#### WRITTEN EXERCISE
Return every line below in which "this" appears.

— Start of DATA FOR PROCESSING —

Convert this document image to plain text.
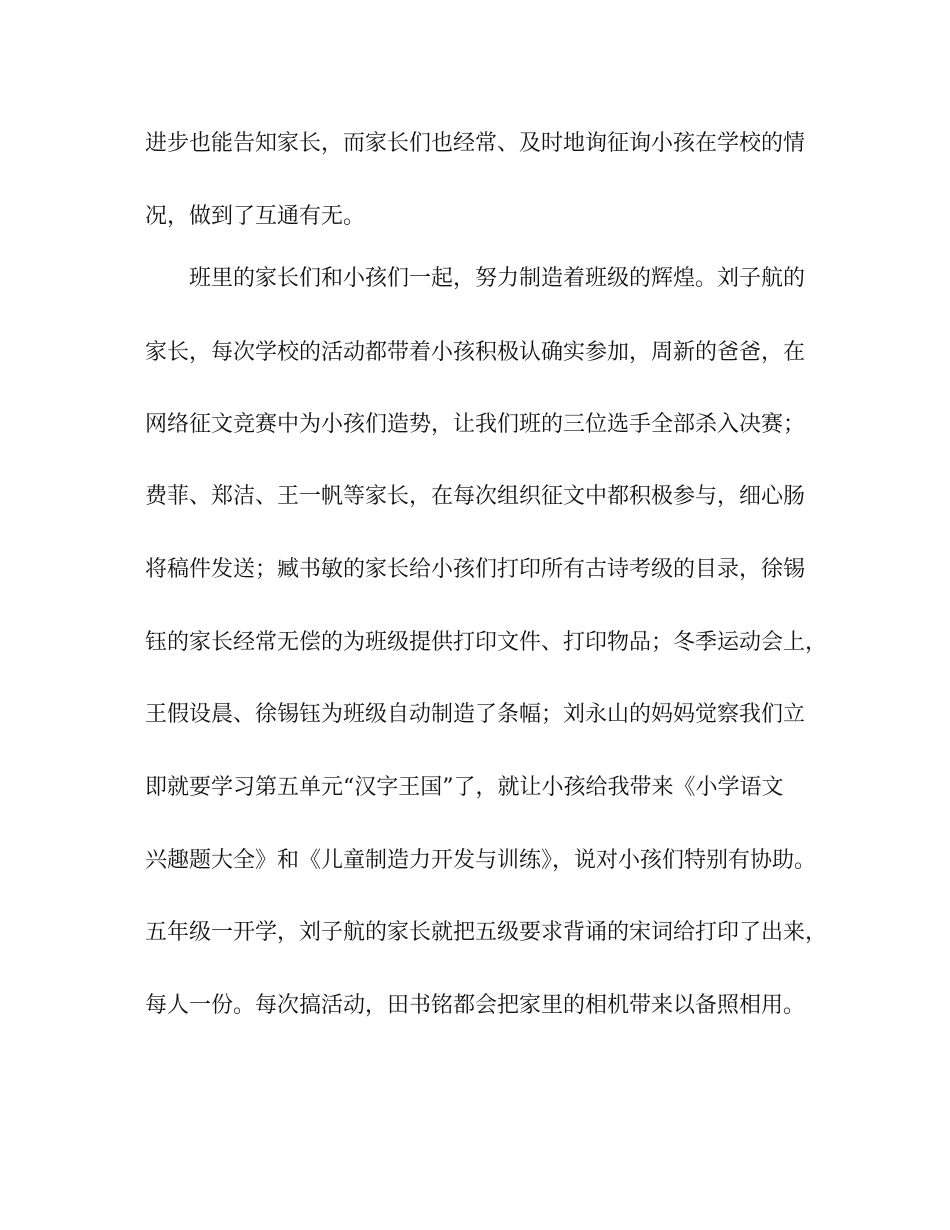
进步也能告知家长，而家长们也经常、及时地询征询小孩在学校的情

况，做到了互通有无。

班里的家长们和小孩们一起，努力制造着班级的辉煌。刘子航的

家长，每次学校的活动都带着小孩积极认确实参加，周新的爸爸，在

网络征文竞赛中为小孩们造势，让我们班的三位选手全部杀入决赛；

费菲、郑洁、王一帆等家长，在每次组织征文中都积极参与，细心肠

将稿件发送；臧书敏的家长给小孩们打印所有古诗考级的目录，徐锡

钰的家长经常无偿的为班级提供打印文件、打印物品；冬季运动会上，

王假设晨、徐锡钰为班级自动制造了条幅；刘永山的妈妈觉察我们立

即就要学习第五单元“汉字王国”了，就让小孩给我带来《小学语文

兴趣题大全》和《儿童制造力开发与训练》，说对小孩们特别有协助。

五年级一开学，刘子航的家长就把五级要求背诵的宋词给打印了出来，

每人一份。每次搞活动，田书铭都会把家里的相机带来以备照相用。
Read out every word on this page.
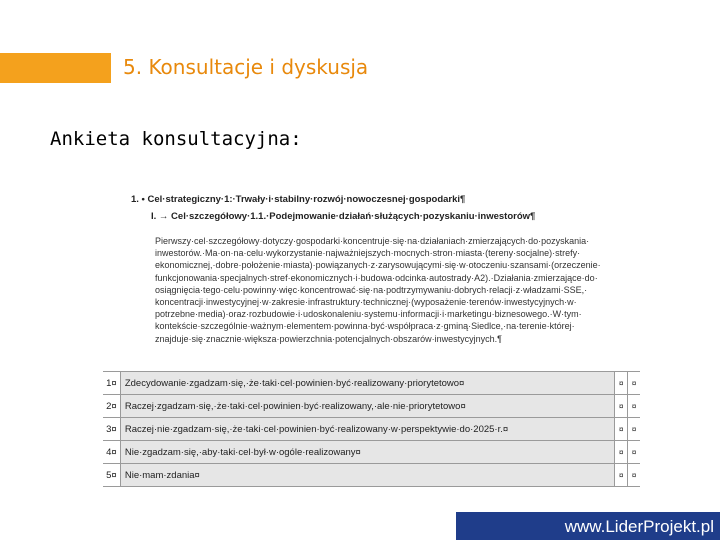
5. Konsultacje i dyskusja
Ankieta konsultacyjna:
1. • Cel·strategiczny·1:·Trwały·i·stabilny·rozwój·nowoczesnej·gospodarki¶
I. → Cel·szczegółowy·1.1.·Podejmowanie·działań·służących·pozyskaniu·inwestorów¶
Pierwszy·cel·szczegółowy·dotyczy·gospodarki·koncentruje·się·na·działaniach·zmierzających·do·pozyskania·
inwestorów.·Ma·on·na·celu·wykorzystanie·najważniejszych·mocnych·stron·miasta·(tereny·socjalne)·strefy·
ekonomicznej,·dobre·położenie·miasta)·powiązanych·z·zarysowującymi·się·w·otoczeniu·szansami·(orzeczenie·
funkcjonowania·specjalnych·stref·ekonomicznych·i·budowa·odcinka·autostrady·A2).·Działania·zmierzające·do·
osiągnięcia·tego·celu·powinny·więc·koncentrować·się·na·podtrzymywaniu·dobrych·relacji·z·władzami·SSE,·
koncentracji·inwestycyjnej·w·zakresie·infrastruktury·technicznej·(wyposażenie·terenów·inwestycyjnych·w·
potrzebne·media)·oraz·rozbudowie·i·udoskonaleniu·systemu·informacji·i·marketingu·biznesowego.·W·tym·
kontekście·szczególnie·ważnym·elementem·powinna·być·współpraca·z·gminą·Siedlce,·na·terenie·której·
znajduje·się·znacznie·większa·powierzchnia·potencjalnych·obszarów·inwestycyjnych.¶
1¤	Zdecydowanie·zgadzam·się,·że·taki·cel·powinien·być·realizowany·priorytetowo¤	¤	¤
2¤	Raczej·zgadzam·się,·że·taki·cel·powinien·być·realizowany,·ale·nie·priorytetowo¤	¤	¤
3¤	Raczej·nie·zgadzam·się,·że·taki·cel·powinien·być·realizowany·w·perspektywie·do·2025·r.¤	¤	¤
4¤	Nie·zgadzam·się,·aby·taki·cel·był·w·ogóle·realizowany¤	¤	¤
5¤	Nie·mam·zdania¤	¤	¤
www.LiderProjekt.pl
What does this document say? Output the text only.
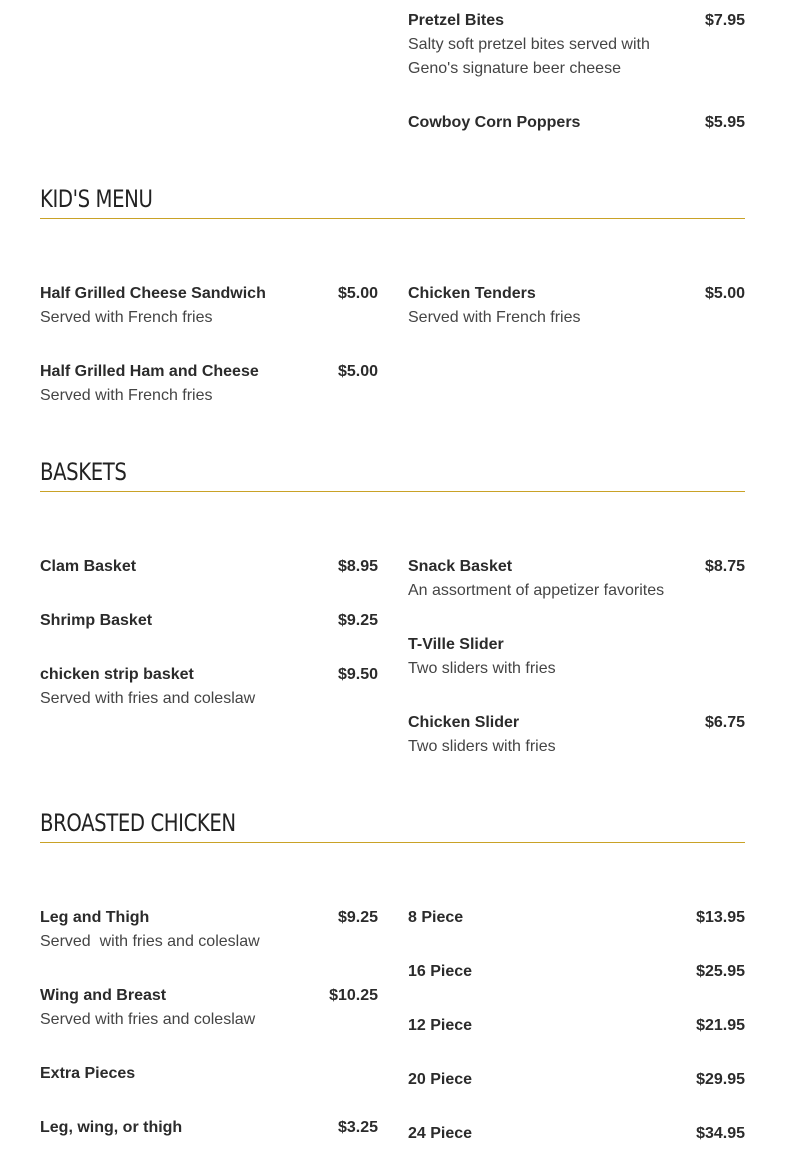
Pretzel Bites	$7.95
Salty soft pretzel bites served with Geno's signature beer cheese
Cowboy Corn Poppers	$5.95
KID'S MENU
Half Grilled Cheese Sandwich	$5.00
Served with French fries
Half Grilled Ham and Cheese	$5.00
Served with French fries
Chicken Tenders	$5.00
Served with French fries
BASKETS
Clam Basket	$8.95
Shrimp Basket	$9.25
chicken strip basket	$9.50
Served with fries and coleslaw
Snack Basket	$8.75
An assortment of appetizer favorites
T-Ville Slider
Two sliders with fries
Chicken Slider	$6.75
Two sliders with fries
BROASTED CHICKEN
Leg and Thigh	$9.25
Served  with fries and coleslaw
Wing and Breast	$10.25
Served with fries and coleslaw
Extra Pieces
Leg, wing, or thigh	$3.25
8 Piece	$13.95
16 Piece	$25.95
12 Piece	$21.95
20 Piece	$29.95
24 Piece	$34.95
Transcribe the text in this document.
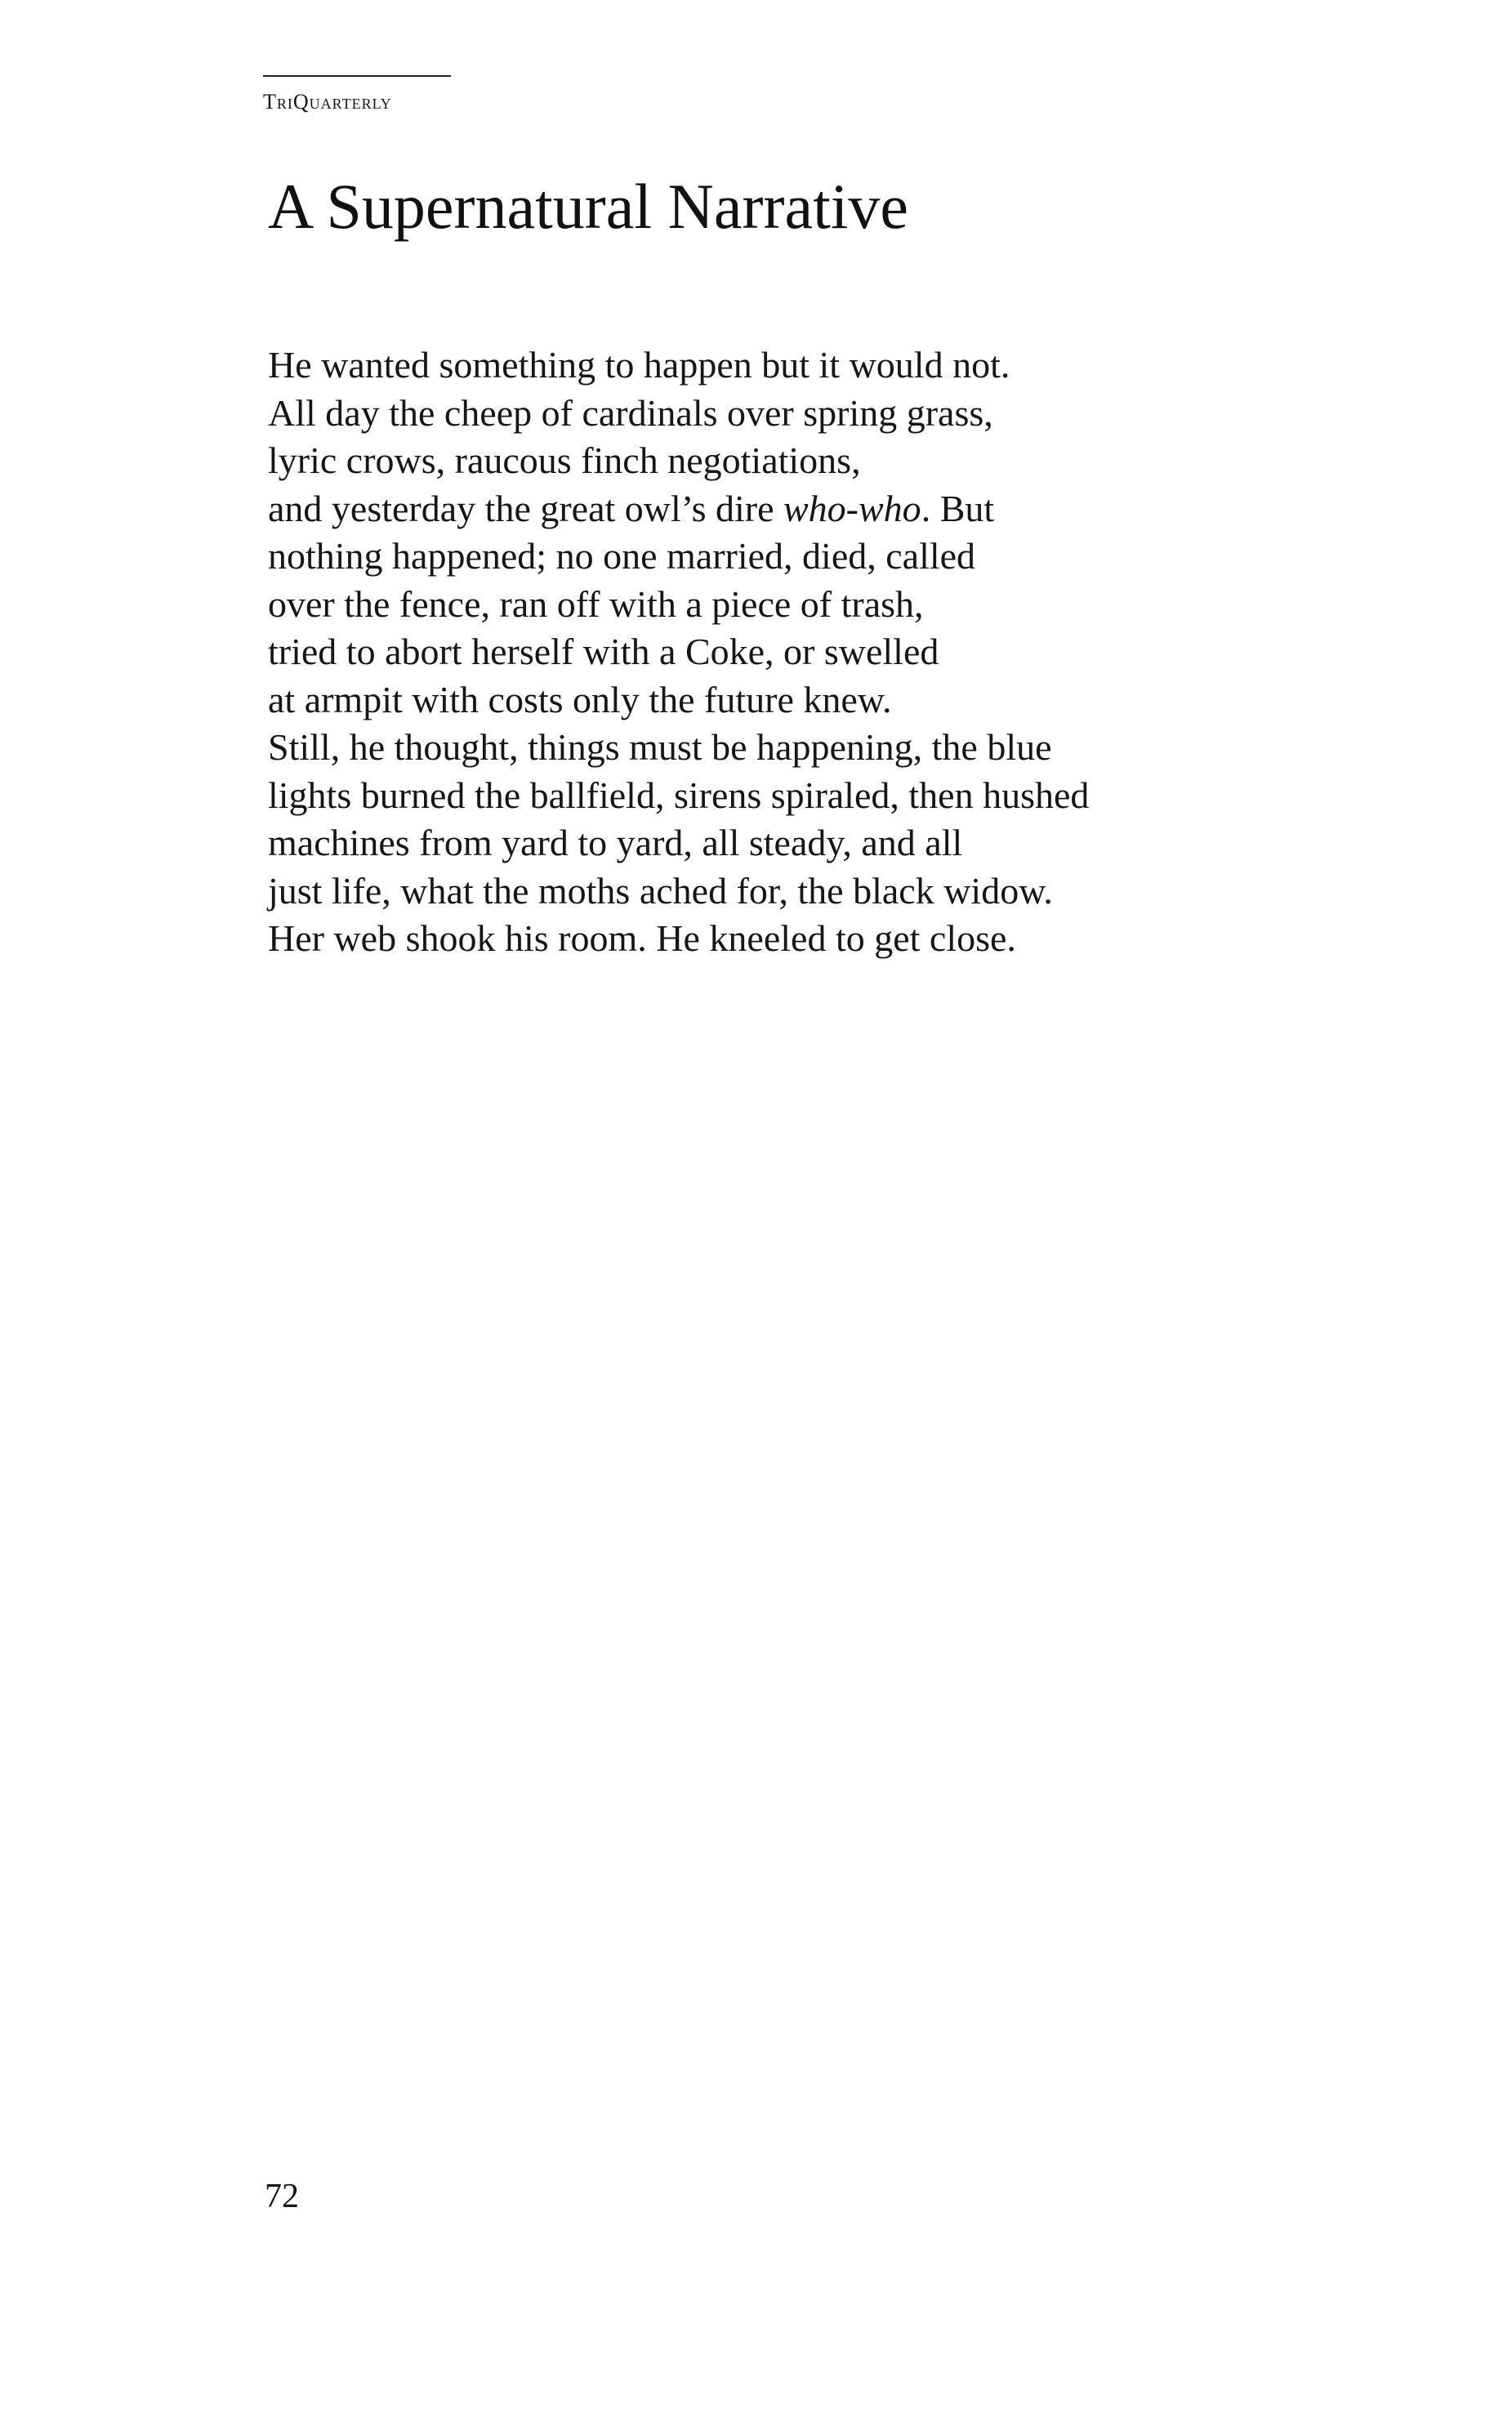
TriQuarterly
A Supernatural Narrative
He wanted something to happen but it would not.
All day the cheep of cardinals over spring grass,
lyric crows, raucous finch negotiations,
and yesterday the great owl’s dire who-who. But
nothing happened; no one married, died, called
over the fence, ran off with a piece of trash,
tried to abort herself with a Coke, or swelled
at armpit with costs only the future knew.
Still, he thought, things must be happening, the blue
lights burned the ballfield, sirens spiraled, then hushed
machines from yard to yard, all steady, and all
just life, what the moths ached for, the black widow.
Her web shook his room. He kneeled to get close.
72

— End of DATA FOR PROCESSING —

#### TASK RESPONSE
Convert this document image to plain text.
Read out every word on this page.
What does this document say? Output the text only.
Transcribe the text in this document.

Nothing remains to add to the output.